*TASK PROMPT*. Below are some entries. Copy each line that holds the string "text".

*DATA FOR THIS EXERCISE*.
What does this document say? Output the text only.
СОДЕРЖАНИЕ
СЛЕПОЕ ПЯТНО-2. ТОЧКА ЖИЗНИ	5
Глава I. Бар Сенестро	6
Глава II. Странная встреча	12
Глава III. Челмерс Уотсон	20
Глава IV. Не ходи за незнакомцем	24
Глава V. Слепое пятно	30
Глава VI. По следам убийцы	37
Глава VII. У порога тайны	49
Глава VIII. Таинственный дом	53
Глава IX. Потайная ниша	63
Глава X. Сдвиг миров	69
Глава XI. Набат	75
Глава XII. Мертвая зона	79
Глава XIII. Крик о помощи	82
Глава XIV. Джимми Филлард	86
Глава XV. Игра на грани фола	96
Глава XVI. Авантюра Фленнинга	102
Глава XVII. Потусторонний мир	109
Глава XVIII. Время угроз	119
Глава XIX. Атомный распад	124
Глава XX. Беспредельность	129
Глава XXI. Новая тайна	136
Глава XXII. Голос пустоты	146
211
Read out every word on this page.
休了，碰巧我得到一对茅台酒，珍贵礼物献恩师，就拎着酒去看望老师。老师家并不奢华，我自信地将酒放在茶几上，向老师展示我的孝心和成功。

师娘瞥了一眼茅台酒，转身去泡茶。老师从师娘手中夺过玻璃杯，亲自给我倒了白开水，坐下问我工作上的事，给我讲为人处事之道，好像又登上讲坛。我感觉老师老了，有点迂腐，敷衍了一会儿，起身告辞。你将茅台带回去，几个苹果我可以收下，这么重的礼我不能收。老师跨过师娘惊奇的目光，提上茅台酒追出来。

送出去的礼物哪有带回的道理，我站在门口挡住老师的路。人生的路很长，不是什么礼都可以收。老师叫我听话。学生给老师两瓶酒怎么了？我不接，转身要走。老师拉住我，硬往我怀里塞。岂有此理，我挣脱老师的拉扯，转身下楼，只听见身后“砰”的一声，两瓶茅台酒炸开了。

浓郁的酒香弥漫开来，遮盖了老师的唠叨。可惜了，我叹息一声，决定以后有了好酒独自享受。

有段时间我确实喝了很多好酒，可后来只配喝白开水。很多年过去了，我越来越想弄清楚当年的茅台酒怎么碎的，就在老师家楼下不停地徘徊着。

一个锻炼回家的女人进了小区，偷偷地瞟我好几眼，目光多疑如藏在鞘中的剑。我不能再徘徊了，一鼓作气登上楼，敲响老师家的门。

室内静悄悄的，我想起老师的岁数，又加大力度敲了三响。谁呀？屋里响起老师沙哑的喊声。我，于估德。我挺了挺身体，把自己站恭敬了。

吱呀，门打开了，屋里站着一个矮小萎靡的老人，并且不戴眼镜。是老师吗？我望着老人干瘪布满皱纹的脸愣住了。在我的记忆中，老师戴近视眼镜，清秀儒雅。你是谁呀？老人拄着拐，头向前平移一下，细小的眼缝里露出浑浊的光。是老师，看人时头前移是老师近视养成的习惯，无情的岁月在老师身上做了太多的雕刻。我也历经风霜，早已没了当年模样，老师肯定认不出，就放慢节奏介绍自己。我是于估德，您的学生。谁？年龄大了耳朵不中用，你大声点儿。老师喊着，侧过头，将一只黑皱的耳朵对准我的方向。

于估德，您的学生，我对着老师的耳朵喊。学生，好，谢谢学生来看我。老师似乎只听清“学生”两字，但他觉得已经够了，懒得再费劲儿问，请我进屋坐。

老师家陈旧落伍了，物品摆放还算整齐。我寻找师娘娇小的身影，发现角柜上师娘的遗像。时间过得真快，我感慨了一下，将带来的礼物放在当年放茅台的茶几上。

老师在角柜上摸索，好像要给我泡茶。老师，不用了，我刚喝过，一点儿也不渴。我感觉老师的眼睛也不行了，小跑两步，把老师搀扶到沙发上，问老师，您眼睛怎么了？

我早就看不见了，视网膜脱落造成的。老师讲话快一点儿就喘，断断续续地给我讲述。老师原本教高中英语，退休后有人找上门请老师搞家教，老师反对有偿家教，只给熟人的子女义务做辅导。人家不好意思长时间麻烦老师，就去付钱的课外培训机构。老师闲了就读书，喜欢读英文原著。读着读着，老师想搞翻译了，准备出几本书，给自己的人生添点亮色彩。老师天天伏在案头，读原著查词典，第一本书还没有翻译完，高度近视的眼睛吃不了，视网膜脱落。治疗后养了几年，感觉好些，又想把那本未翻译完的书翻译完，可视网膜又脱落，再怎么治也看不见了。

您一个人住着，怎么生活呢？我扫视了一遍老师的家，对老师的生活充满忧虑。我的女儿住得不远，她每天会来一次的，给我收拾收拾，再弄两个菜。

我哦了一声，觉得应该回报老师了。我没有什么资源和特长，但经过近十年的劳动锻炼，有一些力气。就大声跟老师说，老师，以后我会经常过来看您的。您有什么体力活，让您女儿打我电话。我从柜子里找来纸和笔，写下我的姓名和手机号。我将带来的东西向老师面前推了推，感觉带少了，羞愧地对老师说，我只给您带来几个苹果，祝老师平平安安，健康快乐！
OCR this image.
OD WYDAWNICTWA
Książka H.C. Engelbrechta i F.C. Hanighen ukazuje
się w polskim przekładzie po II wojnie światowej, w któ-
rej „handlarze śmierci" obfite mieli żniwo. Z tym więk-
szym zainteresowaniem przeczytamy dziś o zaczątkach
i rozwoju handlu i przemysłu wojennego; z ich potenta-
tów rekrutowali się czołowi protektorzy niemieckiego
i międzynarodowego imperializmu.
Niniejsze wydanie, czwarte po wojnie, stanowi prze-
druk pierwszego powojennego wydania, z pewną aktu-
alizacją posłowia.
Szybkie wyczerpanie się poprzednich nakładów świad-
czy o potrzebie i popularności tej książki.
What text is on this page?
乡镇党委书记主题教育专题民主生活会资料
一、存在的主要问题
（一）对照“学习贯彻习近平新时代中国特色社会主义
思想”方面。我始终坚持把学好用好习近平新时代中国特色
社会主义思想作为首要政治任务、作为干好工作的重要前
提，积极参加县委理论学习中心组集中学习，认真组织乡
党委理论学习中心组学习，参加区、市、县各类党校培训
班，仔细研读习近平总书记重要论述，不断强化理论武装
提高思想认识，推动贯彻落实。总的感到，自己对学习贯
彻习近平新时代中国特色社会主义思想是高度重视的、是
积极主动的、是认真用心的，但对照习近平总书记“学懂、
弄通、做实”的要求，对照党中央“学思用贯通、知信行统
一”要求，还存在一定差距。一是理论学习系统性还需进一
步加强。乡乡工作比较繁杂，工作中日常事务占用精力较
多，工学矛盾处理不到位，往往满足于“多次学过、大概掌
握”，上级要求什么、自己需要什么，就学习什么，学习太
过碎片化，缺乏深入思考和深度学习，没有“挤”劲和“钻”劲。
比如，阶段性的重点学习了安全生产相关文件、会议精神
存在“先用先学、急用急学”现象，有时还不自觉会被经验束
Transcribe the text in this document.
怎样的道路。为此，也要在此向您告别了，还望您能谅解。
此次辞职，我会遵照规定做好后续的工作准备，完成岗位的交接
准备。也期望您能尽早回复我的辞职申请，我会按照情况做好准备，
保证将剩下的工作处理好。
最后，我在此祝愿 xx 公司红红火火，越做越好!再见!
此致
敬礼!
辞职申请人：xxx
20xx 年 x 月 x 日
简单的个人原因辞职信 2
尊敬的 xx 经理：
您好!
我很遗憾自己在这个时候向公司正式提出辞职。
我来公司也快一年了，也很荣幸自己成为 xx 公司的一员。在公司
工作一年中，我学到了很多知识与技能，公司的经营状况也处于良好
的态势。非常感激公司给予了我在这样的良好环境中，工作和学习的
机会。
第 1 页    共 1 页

*ANSWER TO THE PROBLEM*.
What does this document say? Output the text only.
What text is on this page?
Transcribe the text in this document.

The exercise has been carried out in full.